● **EXERCISE GOAL**: All entries should be output exactly as they stand.

● **GIVEN RECORDS**:
**********

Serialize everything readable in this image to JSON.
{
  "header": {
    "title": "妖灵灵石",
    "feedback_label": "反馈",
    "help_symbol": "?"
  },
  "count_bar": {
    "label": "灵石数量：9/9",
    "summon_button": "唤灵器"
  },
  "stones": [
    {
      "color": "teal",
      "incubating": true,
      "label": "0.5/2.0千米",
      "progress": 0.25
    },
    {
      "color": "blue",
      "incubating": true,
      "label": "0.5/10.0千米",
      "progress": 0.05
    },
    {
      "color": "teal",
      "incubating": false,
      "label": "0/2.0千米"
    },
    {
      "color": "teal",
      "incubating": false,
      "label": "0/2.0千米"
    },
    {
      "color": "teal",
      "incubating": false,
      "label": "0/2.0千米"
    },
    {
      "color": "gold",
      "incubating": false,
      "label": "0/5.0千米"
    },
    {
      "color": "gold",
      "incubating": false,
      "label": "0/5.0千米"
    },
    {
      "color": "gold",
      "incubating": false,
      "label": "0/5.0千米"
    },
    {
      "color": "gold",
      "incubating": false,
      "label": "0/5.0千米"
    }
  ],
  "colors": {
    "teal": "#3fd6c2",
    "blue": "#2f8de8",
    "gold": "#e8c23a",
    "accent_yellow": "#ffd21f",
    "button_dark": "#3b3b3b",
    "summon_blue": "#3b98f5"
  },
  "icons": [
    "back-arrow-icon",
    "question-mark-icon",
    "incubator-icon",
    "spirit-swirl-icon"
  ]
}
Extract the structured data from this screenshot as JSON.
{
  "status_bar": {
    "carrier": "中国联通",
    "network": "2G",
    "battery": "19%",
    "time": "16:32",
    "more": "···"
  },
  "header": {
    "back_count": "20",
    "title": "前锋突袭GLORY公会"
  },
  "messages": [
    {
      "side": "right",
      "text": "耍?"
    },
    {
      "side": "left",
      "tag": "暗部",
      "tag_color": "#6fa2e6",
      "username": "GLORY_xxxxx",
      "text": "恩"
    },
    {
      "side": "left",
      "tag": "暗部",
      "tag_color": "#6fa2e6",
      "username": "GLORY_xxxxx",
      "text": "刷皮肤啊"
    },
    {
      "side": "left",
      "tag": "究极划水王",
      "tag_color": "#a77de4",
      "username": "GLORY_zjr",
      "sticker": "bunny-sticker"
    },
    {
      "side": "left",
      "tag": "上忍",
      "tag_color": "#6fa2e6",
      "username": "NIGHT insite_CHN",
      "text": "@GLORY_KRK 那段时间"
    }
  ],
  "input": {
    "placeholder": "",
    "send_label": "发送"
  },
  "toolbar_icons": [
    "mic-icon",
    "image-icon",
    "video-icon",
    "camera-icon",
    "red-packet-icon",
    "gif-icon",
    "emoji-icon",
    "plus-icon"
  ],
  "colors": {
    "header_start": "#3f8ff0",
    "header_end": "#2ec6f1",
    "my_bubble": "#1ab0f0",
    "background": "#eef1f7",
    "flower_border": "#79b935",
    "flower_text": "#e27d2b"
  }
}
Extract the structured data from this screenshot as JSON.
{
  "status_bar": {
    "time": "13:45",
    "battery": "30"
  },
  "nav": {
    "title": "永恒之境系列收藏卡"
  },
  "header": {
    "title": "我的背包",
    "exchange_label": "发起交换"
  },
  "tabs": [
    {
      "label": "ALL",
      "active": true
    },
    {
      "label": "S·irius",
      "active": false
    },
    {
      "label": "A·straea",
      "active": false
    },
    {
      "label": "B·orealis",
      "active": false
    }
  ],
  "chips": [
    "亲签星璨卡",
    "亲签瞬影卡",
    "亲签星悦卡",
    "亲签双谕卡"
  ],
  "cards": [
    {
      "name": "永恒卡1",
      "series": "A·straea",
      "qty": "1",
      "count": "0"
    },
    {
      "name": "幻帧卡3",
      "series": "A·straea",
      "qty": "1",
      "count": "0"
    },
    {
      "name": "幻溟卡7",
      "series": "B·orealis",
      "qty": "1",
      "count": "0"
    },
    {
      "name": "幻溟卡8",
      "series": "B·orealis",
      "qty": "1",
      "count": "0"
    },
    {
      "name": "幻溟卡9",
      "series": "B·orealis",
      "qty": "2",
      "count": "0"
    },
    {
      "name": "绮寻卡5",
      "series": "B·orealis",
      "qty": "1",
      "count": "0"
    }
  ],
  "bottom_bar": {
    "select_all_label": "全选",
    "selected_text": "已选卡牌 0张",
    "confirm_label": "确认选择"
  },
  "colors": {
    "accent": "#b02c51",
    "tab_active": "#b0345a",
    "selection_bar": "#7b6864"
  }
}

**********

● **THE COMPLETED TASK**:
Serialize everything readable in this image to JSON.
{
  "header": {
    "title": "妖灵灵石",
    "feedback_label": "反馈",
    "help_symbol": "?"
  },
  "count_bar": {
    "label": "灵石数量：9/9",
    "summon_button": "唤灵器"
  },
  "stones": [
    {
      "color": "teal",
      "incubating": true,
      "label": "0.5/2.0千米",
      "progress": 0.25
    },
    {
      "color": "blue",
      "incubating": true,
      "label": "0.5/10.0千米",
      "progress": 0.05
    },
    {
      "color": "teal",
      "incubating": false,
      "label": "0/2.0千米"
    },
    {
      "color": "teal",
      "incubating": false,
      "label": "0/2.0千米"
    },
    {
      "color": "teal",
      "incubating": false,
      "label": "0/2.0千米"
    },
    {
      "color": "gold",
      "incubating": false,
      "label": "0/5.0千米"
    },
    {
      "color": "gold",
      "incubating": false,
      "label": "0/5.0千米"
    },
    {
      "color": "gold",
      "incubating": false,
      "label": "0/5.0千米"
    },
    {
      "color": "gold",
      "incubating": false,
      "label": "0/5.0千米"
    }
  ],
  "colors": {
    "teal": "#3fd6c2",
    "blue": "#2f8de8",
    "gold": "#e8c23a",
    "accent_yellow": "#ffd21f",
    "button_dark": "#3b3b3b",
    "summon_blue": "#3b98f5"
  },
  "icons": [
    "back-arrow-icon",
    "question-mark-icon",
    "incubator-icon",
    "spirit-swirl-icon"
  ]
}
Extract the structured data from this screenshot as JSON.
{
  "status_bar": {
    "carrier": "中国联通",
    "network": "2G",
    "battery": "19%",
    "time": "16:32",
    "more": "···"
  },
  "header": {
    "back_count": "20",
    "title": "前锋突袭GLORY公会"
  },
  "messages": [
    {
      "side": "right",
      "text": "耍?"
    },
    {
      "side": "left",
      "tag": "暗部",
      "tag_color": "#6fa2e6",
      "username": "GLORY_xxxxx",
      "text": "恩"
    },
    {
      "side": "left",
      "tag": "暗部",
      "tag_color": "#6fa2e6",
      "username": "GLORY_xxxxx",
      "text": "刷皮肤啊"
    },
    {
      "side": "left",
      "tag": "究极划水王",
      "tag_color": "#a77de4",
      "username": "GLORY_zjr",
      "sticker": "bunny-sticker"
    },
    {
      "side": "left",
      "tag": "上忍",
      "tag_color": "#6fa2e6",
      "username": "NIGHT insite_CHN",
      "text": "@GLORY_KRK 那段时间"
    }
  ],
  "input": {
    "placeholder": "",
    "send_label": "发送"
  },
  "toolbar_icons": [
    "mic-icon",
    "image-icon",
    "video-icon",
    "camera-icon",
    "red-packet-icon",
    "gif-icon",
    "emoji-icon",
    "plus-icon"
  ],
  "colors": {
    "header_start": "#3f8ff0",
    "header_end": "#2ec6f1",
    "my_bubble": "#1ab0f0",
    "background": "#eef1f7",
    "flower_border": "#79b935",
    "flower_text": "#e27d2b"
  }
}
Extract the structured data from this screenshot as JSON.
{
  "status_bar": {
    "time": "13:45",
    "battery": "30"
  },
  "nav": {
    "title": "永恒之境系列收藏卡"
  },
  "header": {
    "title": "我的背包",
    "exchange_label": "发起交换"
  },
  "tabs": [
    {
      "label": "ALL",
      "active": true
    },
    {
      "label": "S·irius",
      "active": false
    },
    {
      "label": "A·straea",
      "active": false
    },
    {
      "label": "B·orealis",
      "active": false
    }
  ],
  "chips": [
    "亲签星璨卡",
    "亲签瞬影卡",
    "亲签星悦卡",
    "亲签双谕卡"
  ],
  "cards": [
    {
      "name": "永恒卡1",
      "series": "A·straea",
      "qty": "1",
      "count": "0"
    },
    {
      "name": "幻帧卡3",
      "series": "A·straea",
      "qty": "1",
      "count": "0"
    },
    {
      "name": "幻溟卡7",
      "series": "B·orealis",
      "qty": "1",
      "count": "0"
    },
    {
      "name": "幻溟卡8",
      "series": "B·orealis",
      "qty": "1",
      "count": "0"
    },
    {
      "name": "幻溟卡9",
      "series": "B·orealis",
      "qty": "2",
      "count": "0"
    },
    {
      "name": "绮寻卡5",
      "series": "B·orealis",
      "qty": "1",
      "count": "0"
    }
  ],
  "bottom_bar": {
    "select_all_label": "全选",
    "selected_text": "已选卡牌 0张",
    "confirm_label": "确认选择"
  },
  "colors": {
    "accent": "#b02c51",
    "tab_active": "#b0345a",
    "selection_bar": "#7b6864"
  }
}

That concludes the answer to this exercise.